- What to work on
In the response, the entries must appear exactly as supplied.

- Exercise data
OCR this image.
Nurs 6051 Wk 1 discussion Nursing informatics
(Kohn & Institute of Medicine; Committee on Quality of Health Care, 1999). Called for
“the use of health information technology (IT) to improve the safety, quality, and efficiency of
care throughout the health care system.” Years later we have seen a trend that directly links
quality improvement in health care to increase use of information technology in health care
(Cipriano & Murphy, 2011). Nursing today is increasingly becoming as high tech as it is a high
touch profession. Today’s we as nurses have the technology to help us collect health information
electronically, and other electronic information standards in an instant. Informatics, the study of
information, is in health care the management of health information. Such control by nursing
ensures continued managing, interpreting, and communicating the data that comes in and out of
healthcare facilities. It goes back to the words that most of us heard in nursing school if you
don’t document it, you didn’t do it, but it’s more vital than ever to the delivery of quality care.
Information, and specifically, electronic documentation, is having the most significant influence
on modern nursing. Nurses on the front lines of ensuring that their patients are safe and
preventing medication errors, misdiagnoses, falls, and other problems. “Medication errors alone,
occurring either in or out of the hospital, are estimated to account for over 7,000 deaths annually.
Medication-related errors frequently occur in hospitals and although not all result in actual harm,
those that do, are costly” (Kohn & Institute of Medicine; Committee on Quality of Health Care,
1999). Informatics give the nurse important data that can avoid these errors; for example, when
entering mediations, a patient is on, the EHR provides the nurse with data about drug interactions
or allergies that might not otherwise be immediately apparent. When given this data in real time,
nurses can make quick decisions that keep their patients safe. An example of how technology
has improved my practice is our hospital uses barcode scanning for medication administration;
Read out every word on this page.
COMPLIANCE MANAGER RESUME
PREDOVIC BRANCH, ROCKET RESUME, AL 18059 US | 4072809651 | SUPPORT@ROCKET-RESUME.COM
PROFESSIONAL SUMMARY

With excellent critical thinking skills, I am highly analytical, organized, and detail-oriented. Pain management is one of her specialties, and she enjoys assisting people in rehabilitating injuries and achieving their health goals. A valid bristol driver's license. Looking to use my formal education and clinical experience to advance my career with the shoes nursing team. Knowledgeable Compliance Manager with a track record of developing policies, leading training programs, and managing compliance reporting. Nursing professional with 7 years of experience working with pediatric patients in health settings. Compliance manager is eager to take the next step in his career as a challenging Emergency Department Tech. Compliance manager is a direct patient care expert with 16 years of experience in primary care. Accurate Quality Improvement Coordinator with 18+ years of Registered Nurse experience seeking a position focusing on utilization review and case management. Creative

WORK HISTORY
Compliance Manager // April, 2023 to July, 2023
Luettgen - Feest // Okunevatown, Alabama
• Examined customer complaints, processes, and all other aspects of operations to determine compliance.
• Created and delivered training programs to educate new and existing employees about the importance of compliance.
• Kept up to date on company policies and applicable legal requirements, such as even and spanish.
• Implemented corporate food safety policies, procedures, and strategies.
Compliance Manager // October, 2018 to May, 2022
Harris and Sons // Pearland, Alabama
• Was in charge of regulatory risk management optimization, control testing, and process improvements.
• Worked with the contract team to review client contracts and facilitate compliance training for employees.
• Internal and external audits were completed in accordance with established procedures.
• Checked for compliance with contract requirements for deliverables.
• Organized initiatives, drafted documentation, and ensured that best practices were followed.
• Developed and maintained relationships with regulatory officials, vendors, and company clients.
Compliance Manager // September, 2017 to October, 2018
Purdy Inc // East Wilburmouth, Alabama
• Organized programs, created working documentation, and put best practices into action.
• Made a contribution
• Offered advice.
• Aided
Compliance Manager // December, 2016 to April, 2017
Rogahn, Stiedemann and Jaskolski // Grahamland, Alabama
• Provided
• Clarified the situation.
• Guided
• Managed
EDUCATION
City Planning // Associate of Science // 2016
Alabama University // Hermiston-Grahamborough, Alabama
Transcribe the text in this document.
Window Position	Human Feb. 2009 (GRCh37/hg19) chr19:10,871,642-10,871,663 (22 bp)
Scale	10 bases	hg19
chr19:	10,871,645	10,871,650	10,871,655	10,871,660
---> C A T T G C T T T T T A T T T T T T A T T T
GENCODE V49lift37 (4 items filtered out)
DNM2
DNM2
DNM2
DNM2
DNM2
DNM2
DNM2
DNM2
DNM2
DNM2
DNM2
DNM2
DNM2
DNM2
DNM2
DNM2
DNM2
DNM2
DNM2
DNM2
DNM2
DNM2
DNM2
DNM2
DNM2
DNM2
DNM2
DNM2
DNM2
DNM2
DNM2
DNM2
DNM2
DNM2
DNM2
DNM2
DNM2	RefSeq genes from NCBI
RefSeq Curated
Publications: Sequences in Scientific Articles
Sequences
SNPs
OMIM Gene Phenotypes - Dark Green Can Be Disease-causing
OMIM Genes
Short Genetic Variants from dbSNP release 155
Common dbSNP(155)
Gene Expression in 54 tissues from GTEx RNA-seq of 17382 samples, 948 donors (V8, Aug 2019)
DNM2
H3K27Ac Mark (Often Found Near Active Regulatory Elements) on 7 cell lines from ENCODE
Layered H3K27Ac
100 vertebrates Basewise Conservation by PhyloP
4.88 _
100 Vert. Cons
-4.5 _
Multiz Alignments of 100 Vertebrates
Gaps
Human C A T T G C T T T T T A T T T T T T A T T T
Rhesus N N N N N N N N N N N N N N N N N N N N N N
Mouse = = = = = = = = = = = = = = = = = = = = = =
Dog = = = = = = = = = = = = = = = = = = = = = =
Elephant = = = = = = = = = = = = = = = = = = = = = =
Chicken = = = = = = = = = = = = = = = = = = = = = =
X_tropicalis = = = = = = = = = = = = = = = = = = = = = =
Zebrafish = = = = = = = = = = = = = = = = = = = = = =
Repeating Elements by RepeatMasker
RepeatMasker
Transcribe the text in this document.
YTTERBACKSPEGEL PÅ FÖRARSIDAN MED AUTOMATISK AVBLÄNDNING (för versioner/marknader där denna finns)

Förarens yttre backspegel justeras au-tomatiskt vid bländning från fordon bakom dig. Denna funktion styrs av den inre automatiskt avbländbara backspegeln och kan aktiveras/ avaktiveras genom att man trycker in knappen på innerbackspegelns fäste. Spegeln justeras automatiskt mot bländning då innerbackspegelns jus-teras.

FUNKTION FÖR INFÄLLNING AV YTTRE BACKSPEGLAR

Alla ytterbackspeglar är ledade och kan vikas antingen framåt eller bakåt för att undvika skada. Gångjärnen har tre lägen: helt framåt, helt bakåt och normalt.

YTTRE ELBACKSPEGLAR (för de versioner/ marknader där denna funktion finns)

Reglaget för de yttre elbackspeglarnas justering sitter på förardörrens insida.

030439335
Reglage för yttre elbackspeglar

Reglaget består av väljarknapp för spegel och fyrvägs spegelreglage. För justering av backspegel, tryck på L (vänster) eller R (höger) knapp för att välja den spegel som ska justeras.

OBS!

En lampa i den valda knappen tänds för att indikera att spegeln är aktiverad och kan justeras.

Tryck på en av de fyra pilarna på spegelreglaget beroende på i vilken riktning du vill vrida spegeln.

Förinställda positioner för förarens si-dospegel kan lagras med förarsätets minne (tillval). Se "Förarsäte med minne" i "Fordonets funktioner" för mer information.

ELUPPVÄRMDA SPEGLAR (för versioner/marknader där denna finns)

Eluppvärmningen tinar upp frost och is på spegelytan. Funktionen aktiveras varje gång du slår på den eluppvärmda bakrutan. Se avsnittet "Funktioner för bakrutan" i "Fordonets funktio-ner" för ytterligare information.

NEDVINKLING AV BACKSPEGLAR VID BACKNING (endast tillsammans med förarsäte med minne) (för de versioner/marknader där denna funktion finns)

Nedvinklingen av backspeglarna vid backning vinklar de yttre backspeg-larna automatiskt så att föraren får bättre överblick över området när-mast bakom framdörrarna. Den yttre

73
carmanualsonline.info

- Answer section
OCR this image.
Nurs 6051 Wk 1 discussion Nursing informatics
(Kohn & Institute of Medicine; Committee on Quality of Health Care, 1999). Called for
“the use of health information technology (IT) to improve the safety, quality, and efficiency of
care throughout the health care system.” Years later we have seen a trend that directly links
quality improvement in health care to increase use of information technology in health care
(Cipriano & Murphy, 2011). Nursing today is increasingly becoming as high tech as it is a high
touch profession. Today’s we as nurses have the technology to help us collect health information
electronically, and other electronic information standards in an instant. Informatics, the study of
information, is in health care the management of health information. Such control by nursing
ensures continued managing, interpreting, and communicating the data that comes in and out of
healthcare facilities. It goes back to the words that most of us heard in nursing school if you
don’t document it, you didn’t do it, but it’s more vital than ever to the delivery of quality care.
Information, and specifically, electronic documentation, is having the most significant influence
on modern nursing. Nurses on the front lines of ensuring that their patients are safe and
preventing medication errors, misdiagnoses, falls, and other problems. “Medication errors alone,
occurring either in or out of the hospital, are estimated to account for over 7,000 deaths annually.
Medication-related errors frequently occur in hospitals and although not all result in actual harm,
those that do, are costly” (Kohn & Institute of Medicine; Committee on Quality of Health Care,
1999). Informatics give the nurse important data that can avoid these errors; for example, when
entering mediations, a patient is on, the EHR provides the nurse with data about drug interactions
or allergies that might not otherwise be immediately apparent. When given this data in real time,
nurses can make quick decisions that keep their patients safe. An example of how technology
has improved my practice is our hospital uses barcode scanning for medication administration;
Read out every word on this page.
COMPLIANCE MANAGER RESUME
PREDOVIC BRANCH, ROCKET RESUME, AL 18059 US | 4072809651 | SUPPORT@ROCKET-RESUME.COM
PROFESSIONAL SUMMARY

With excellent critical thinking skills, I am highly analytical, organized, and detail-oriented. Pain management is one of her specialties, and she enjoys assisting people in rehabilitating injuries and achieving their health goals. A valid bristol driver's license. Looking to use my formal education and clinical experience to advance my career with the shoes nursing team. Knowledgeable Compliance Manager with a track record of developing policies, leading training programs, and managing compliance reporting. Nursing professional with 7 years of experience working with pediatric patients in health settings. Compliance manager is eager to take the next step in his career as a challenging Emergency Department Tech. Compliance manager is a direct patient care expert with 16 years of experience in primary care. Accurate Quality Improvement Coordinator with 18+ years of Registered Nurse experience seeking a position focusing on utilization review and case management. Creative

WORK HISTORY
Compliance Manager // April, 2023 to July, 2023
Luettgen - Feest // Okunevatown, Alabama
• Examined customer complaints, processes, and all other aspects of operations to determine compliance.
• Created and delivered training programs to educate new and existing employees about the importance of compliance.
• Kept up to date on company policies and applicable legal requirements, such as even and spanish.
• Implemented corporate food safety policies, procedures, and strategies.
Compliance Manager // October, 2018 to May, 2022
Harris and Sons // Pearland, Alabama
• Was in charge of regulatory risk management optimization, control testing, and process improvements.
• Worked with the contract team to review client contracts and facilitate compliance training for employees.
• Internal and external audits were completed in accordance with established procedures.
• Checked for compliance with contract requirements for deliverables.
• Organized initiatives, drafted documentation, and ensured that best practices were followed.
• Developed and maintained relationships with regulatory officials, vendors, and company clients.
Compliance Manager // September, 2017 to October, 2018
Purdy Inc // East Wilburmouth, Alabama
• Organized programs, created working documentation, and put best practices into action.
• Made a contribution
• Offered advice.
• Aided
Compliance Manager // December, 2016 to April, 2017
Rogahn, Stiedemann and Jaskolski // Grahamland, Alabama
• Provided
• Clarified the situation.
• Guided
• Managed
EDUCATION
City Planning // Associate of Science // 2016
Alabama University // Hermiston-Grahamborough, Alabama
Transcribe the text in this document.
Window Position	Human Feb. 2009 (GRCh37/hg19) chr19:10,871,642-10,871,663 (22 bp)
Scale	10 bases	hg19
chr19:	10,871,645	10,871,650	10,871,655	10,871,660
---> C A T T G C T T T T T A T T T T T T A T T T
GENCODE V49lift37 (4 items filtered out)
DNM2
DNM2
DNM2
DNM2
DNM2
DNM2
DNM2
DNM2
DNM2
DNM2
DNM2
DNM2
DNM2
DNM2
DNM2
DNM2
DNM2
DNM2
DNM2
DNM2
DNM2
DNM2
DNM2
DNM2
DNM2
DNM2
DNM2
DNM2
DNM2
DNM2
DNM2
DNM2
DNM2
DNM2
DNM2
DNM2
DNM2	RefSeq genes from NCBI
RefSeq Curated
Publications: Sequences in Scientific Articles
Sequences
SNPs
OMIM Gene Phenotypes - Dark Green Can Be Disease-causing
OMIM Genes
Short Genetic Variants from dbSNP release 155
Common dbSNP(155)
Gene Expression in 54 tissues from GTEx RNA-seq of 17382 samples, 948 donors (V8, Aug 2019)
DNM2
H3K27Ac Mark (Often Found Near Active Regulatory Elements) on 7 cell lines from ENCODE
Layered H3K27Ac
100 vertebrates Basewise Conservation by PhyloP
4.88 _
100 Vert. Cons
-4.5 _
Multiz Alignments of 100 Vertebrates
Gaps
Human C A T T G C T T T T T A T T T T T T A T T T
Rhesus N N N N N N N N N N N N N N N N N N N N N N
Mouse = = = = = = = = = = = = = = = = = = = = = =
Dog = = = = = = = = = = = = = = = = = = = = = =
Elephant = = = = = = = = = = = = = = = = = = = = = =
Chicken = = = = = = = = = = = = = = = = = = = = = =
X_tropicalis = = = = = = = = = = = = = = = = = = = = = =
Zebrafish = = = = = = = = = = = = = = = = = = = = = =
Repeating Elements by RepeatMasker
RepeatMasker
Transcribe the text in this document.
YTTERBACKSPEGEL PÅ FÖRARSIDAN MED AUTOMATISK AVBLÄNDNING (för versioner/marknader där denna finns)

Förarens yttre backspegel justeras au-tomatiskt vid bländning från fordon bakom dig. Denna funktion styrs av den inre automatiskt avbländbara backspegeln och kan aktiveras/ avaktiveras genom att man trycker in knappen på innerbackspegelns fäste. Spegeln justeras automatiskt mot bländning då innerbackspegelns jus-teras.

FUNKTION FÖR INFÄLLNING AV YTTRE BACKSPEGLAR

Alla ytterbackspeglar är ledade och kan vikas antingen framåt eller bakåt för att undvika skada. Gångjärnen har tre lägen: helt framåt, helt bakåt och normalt.

YTTRE ELBACKSPEGLAR (för de versioner/ marknader där denna funktion finns)

Reglaget för de yttre elbackspeglarnas justering sitter på förardörrens insida.

030439335
Reglage för yttre elbackspeglar

Reglaget består av väljarknapp för spegel och fyrvägs spegelreglage. För justering av backspegel, tryck på L (vänster) eller R (höger) knapp för att välja den spegel som ska justeras.

OBS!

En lampa i den valda knappen tänds för att indikera att spegeln är aktiverad och kan justeras.

Tryck på en av de fyra pilarna på spegelreglaget beroende på i vilken riktning du vill vrida spegeln.

Förinställda positioner för förarens si-dospegel kan lagras med förarsätets minne (tillval). Se "Förarsäte med minne" i "Fordonets funktioner" för mer information.

ELUPPVÄRMDA SPEGLAR (för versioner/marknader där denna finns)

Eluppvärmningen tinar upp frost och is på spegelytan. Funktionen aktiveras varje gång du slår på den eluppvärmda bakrutan. Se avsnittet "Funktioner för bakrutan" i "Fordonets funktio-ner" för ytterligare information.

NEDVINKLING AV BACKSPEGLAR VID BACKNING (endast tillsammans med förarsäte med minne) (för de versioner/marknader där denna funktion finns)

Nedvinklingen av backspeglarna vid backning vinklar de yttre backspeg-larna automatiskt så att föraren får bättre överblick över området när-mast bakom framdörrarna. Den yttre

73
carmanualsonline.info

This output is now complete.